*Directions*
Reproduce all of the material exactly as shown.

*Information provided*
************

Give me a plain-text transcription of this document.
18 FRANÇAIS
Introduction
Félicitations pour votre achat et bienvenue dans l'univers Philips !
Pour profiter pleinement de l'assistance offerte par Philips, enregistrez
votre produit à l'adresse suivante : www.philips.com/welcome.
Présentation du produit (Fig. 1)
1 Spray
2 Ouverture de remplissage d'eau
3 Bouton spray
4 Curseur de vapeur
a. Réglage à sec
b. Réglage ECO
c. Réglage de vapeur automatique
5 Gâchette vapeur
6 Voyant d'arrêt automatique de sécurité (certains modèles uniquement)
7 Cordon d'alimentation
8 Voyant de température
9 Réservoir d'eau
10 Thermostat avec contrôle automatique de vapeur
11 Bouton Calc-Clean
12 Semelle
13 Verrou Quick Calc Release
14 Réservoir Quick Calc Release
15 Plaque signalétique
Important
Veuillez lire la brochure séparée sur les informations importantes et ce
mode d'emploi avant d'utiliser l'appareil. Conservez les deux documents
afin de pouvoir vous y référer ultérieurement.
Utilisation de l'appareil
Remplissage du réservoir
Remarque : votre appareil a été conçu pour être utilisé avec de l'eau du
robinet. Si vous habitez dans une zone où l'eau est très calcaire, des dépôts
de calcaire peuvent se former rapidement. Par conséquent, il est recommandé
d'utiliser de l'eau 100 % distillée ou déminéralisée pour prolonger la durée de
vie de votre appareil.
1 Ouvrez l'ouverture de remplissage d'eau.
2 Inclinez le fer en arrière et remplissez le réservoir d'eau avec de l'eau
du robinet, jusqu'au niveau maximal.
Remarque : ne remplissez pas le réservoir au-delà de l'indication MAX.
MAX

************

*Result of this task*
Give me a plain-text transcription of this document.
18 FRANÇAIS
Introduction
Félicitations pour votre achat et bienvenue dans l'univers Philips !
Pour profiter pleinement de l'assistance offerte par Philips, enregistrez
votre produit à l'adresse suivante : www.philips.com/welcome.
Présentation du produit (Fig. 1)
1 Spray
2 Ouverture de remplissage d'eau
3 Bouton spray
4 Curseur de vapeur
a. Réglage à sec
b. Réglage ECO
c. Réglage de vapeur automatique
5 Gâchette vapeur
6 Voyant d'arrêt automatique de sécurité (certains modèles uniquement)
7 Cordon d'alimentation
8 Voyant de température
9 Réservoir d'eau
10 Thermostat avec contrôle automatique de vapeur
11 Bouton Calc-Clean
12 Semelle
13 Verrou Quick Calc Release
14 Réservoir Quick Calc Release
15 Plaque signalétique
Important
Veuillez lire la brochure séparée sur les informations importantes et ce
mode d'emploi avant d'utiliser l'appareil. Conservez les deux documents
afin de pouvoir vous y référer ultérieurement.
Utilisation de l'appareil
Remplissage du réservoir
Remarque : votre appareil a été conçu pour être utilisé avec de l'eau du
robinet. Si vous habitez dans une zone où l'eau est très calcaire, des dépôts
de calcaire peuvent se former rapidement. Par conséquent, il est recommandé
d'utiliser de l'eau 100 % distillée ou déminéralisée pour prolonger la durée de
vie de votre appareil.
1 Ouvrez l'ouverture de remplissage d'eau.
2 Inclinez le fer en arrière et remplissez le réservoir d'eau avec de l'eau
du robinet, jusqu'au niveau maximal.
Remarque : ne remplissez pas le réservoir au-delà de l'indication MAX.
MAX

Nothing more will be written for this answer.